# start of Given text

In a story that is in some ways reminiscent of John Boyne’s The Boy in the Striped Pyjamas, author Zana Fraillon asks readers to imagine a ‘Someday’ better than today.

It is a story that weaves together the similarities between Jimmie, a young girl living just outside the fence of a permanent detention centre in Australian, and Subhi, a Rohingya refugee born on the inside. Jimmie grieves for her deceased mother and feels cut off from her family, who are struggling to make ends meet, while Subhi dreams of meeting his Ba and imagines a sea that sweeps up to the sides of his tent each night. In the morning he finds treasures on the ground that he is sure have been left by the Night Sea and his father. When Jimmie and Subhi meet they become symbolic to each other of hope and change. Many of the elements in The Bone Sparrow act as a fairytale, which gives readers permission to imagine themselves into its reality.

# end of Given text
# start of Data provided

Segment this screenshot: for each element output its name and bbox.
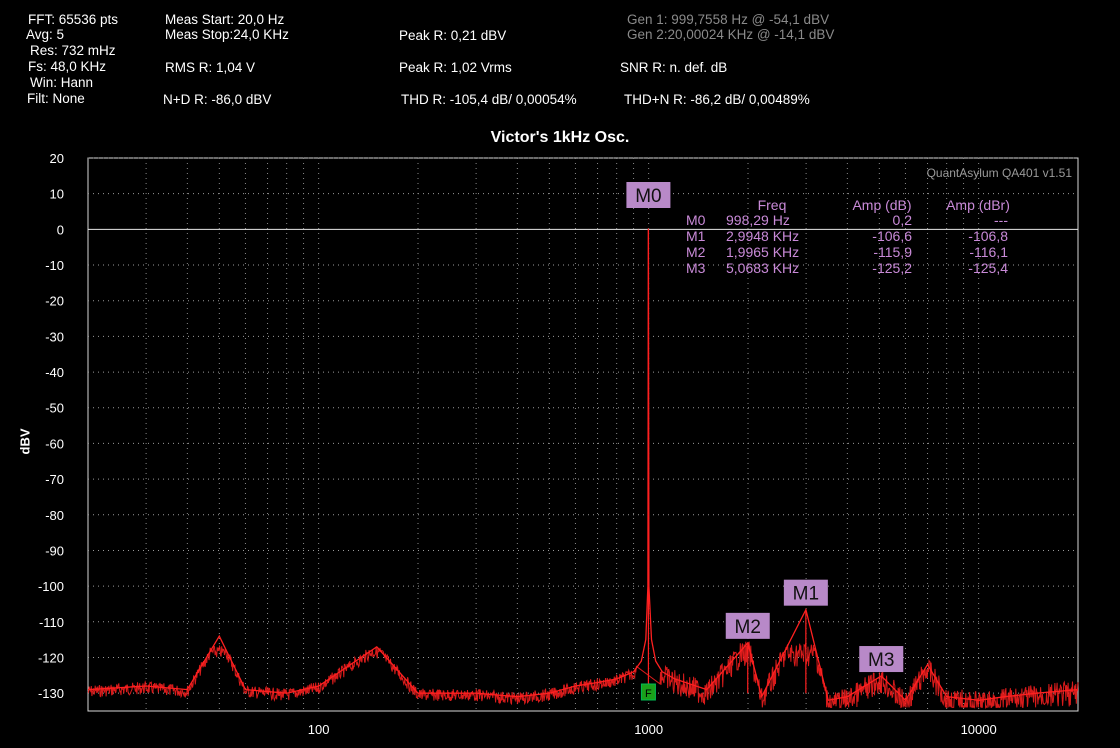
- marker-label-box-m2: [725, 612, 770, 639]
- instrument-watermark: QuantAsylum QA401 v1.51: [927, 166, 1073, 180]
- averages-readout: Avg: 5: [26, 27, 65, 42]
- y-tick-label: 10: [50, 187, 64, 202]
- marker-table-cell: M0: [686, 212, 706, 228]
- y-tick-label: -90: [45, 543, 64, 558]
- marker-label-box-m0: [626, 182, 671, 208]
- marker-table-cell: -125,4: [968, 260, 1008, 276]
- marker-table-header: Amp (dBr): [946, 197, 1010, 213]
- y-tick-label: 20: [50, 151, 64, 166]
- rms-readout: RMS R: 1,04 V: [165, 60, 256, 75]
- chart-title: Victor's 1kHz Osc.: [490, 129, 630, 146]
- marker-table-cell: M3: [686, 260, 706, 276]
- marker-table-cell: -106,8: [968, 228, 1008, 244]
- meas-start-readout: Meas Start: 20,0 Hz: [165, 12, 285, 27]
- marker-table-cell: -106,6: [872, 228, 912, 244]
- marker-table-cell: 5,0683 KHz: [726, 260, 799, 276]
- y-tick-label: -60: [45, 436, 64, 451]
- marker-label-box-m1: [783, 579, 828, 606]
- y-tick-label: -70: [45, 472, 64, 487]
- x-tick-label: 1000: [634, 722, 663, 737]
- y-tick-label: -110: [39, 615, 64, 630]
- y-tick-label: -130: [38, 686, 64, 701]
- x-tick-label: 100: [308, 722, 330, 737]
- x-tick-label: 10000: [961, 722, 997, 737]
- fundamental-flag-box: [640, 683, 656, 701]
- thd-n-readout: THD+N R: -86,2 dB/ 0,00489%: [624, 92, 810, 107]
- marker-table-cell: -116,1: [969, 244, 1008, 260]
- marker-table-cell: -125,2: [872, 260, 912, 276]
- resolution-readout: Res: 732 mHz: [30, 43, 116, 58]
- y-tick-label: -40: [45, 365, 64, 380]
- marker-table-cell: 0,2: [893, 212, 913, 228]
- marker-table-cell: 998,29 Hz: [726, 212, 790, 228]
- window-readout: Win: Hann: [30, 75, 94, 90]
- generator-2-readout: Gen 2:20,00024 KHz @ -14,1 dBV: [627, 27, 835, 42]
- thd-readout: THD R: -105,4 dB/ 0,00054%: [401, 92, 577, 107]
- marker-table-cell: M2: [686, 244, 706, 260]
- marker-table-cell: 2,9948 KHz: [726, 228, 799, 244]
- peak-vrms-readout: Peak R: 1,02 Vrms: [399, 60, 512, 75]
- y-tick-label: -100: [38, 579, 64, 594]
- marker-label-m0: M0: [635, 186, 661, 207]
- marker-table-cell: 1,9965 KHz: [726, 244, 799, 260]
- meas-stop-readout: Meas Stop:24,0 KHz: [165, 27, 289, 42]
- marker-label-m1: M1: [793, 584, 819, 605]
- spectrum-trace: [87, 228, 1079, 702]
- y-tick-label: -30: [45, 329, 64, 344]
- y-tick-label: -10: [45, 258, 64, 273]
- y-tick-label: -50: [45, 401, 64, 416]
- y-tick-label: 0: [57, 222, 64, 237]
- noise-distortion-readout: N+D R: -86,0 dBV: [163, 92, 272, 107]
- marker-table-cell: -115,9: [873, 244, 912, 260]
- sample-rate-readout: Fs: 48,0 KHz: [28, 59, 107, 74]
- filter-readout: Filt: None: [27, 91, 85, 106]
- marker-table-cell: ---: [994, 212, 1008, 228]
- y-tick-label: -20: [45, 294, 64, 309]
- snr-readout: SNR R: n. def. dB: [620, 60, 728, 75]
- y-tick-label: -80: [45, 508, 64, 523]
- noise-floor-trace: [87, 641, 1079, 710]
- marker-table-header: Freq: [758, 197, 787, 213]
- fundamental-flag-label: F: [645, 688, 652, 700]
- marker-label-m2: M2: [735, 617, 761, 638]
- marker-label-m3: M3: [868, 650, 894, 671]
- y-tick-label: -120: [38, 650, 64, 665]
- fft-size-readout: FFT: 65536 pts: [28, 12, 119, 27]
- marker-label-box-m3: [859, 646, 904, 673]
- generator-1-readout: Gen 1: 999,7558 Hz @ -54,1 dBV: [627, 12, 830, 27]
- marker-table-cell: M1: [686, 228, 706, 244]
- plot-frame: [87, 157, 1079, 712]
- peak-dbv-readout: Peak R: 0,21 dBV: [399, 28, 507, 43]
- marker-table-header: Amp (dB): [852, 197, 911, 213]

# end of Data provided

◆ Exercises:
[1] Repeat the stretch of the book review from "In a story that" through "better than today." word for word.
[2] In the entries, rewrite the stretch from the line containing "- marker-label-box-m2: [725, 612, 770, 639]" through the line containing "- marker-table-header: Amp (dBr): [946, 197, 1010, 213]", changing "instrument-watermark" to "software-watermark" and leaving everything else as it is. Return only those lines.
The book review and the entries come from separate, unrelated sources.

◆ Full answers:
[1]
In a story that is in some ways reminiscent of John Boyne’s The Boy in the Striped Pyjamas, author Zana Fraillon asks readers to imagine a ‘Someday’ better than today.

[2]
- marker-label-box-m2: [725, 612, 770, 639]
- software-watermark: QuantAsylum QA401 v1.51: [927, 166, 1073, 180]
- averages-readout: Avg: 5: [26, 27, 65, 42]
- y-tick-label: 10: [50, 187, 64, 202]
- marker-table-cell: M0: [686, 212, 706, 228]
- y-tick-label: -90: [45, 543, 64, 558]
- marker-label-box-m0: [626, 182, 671, 208]
- marker-table-cell: -125,4: [968, 260, 1008, 276]
- marker-table-header: Amp (dBr): [946, 197, 1010, 213]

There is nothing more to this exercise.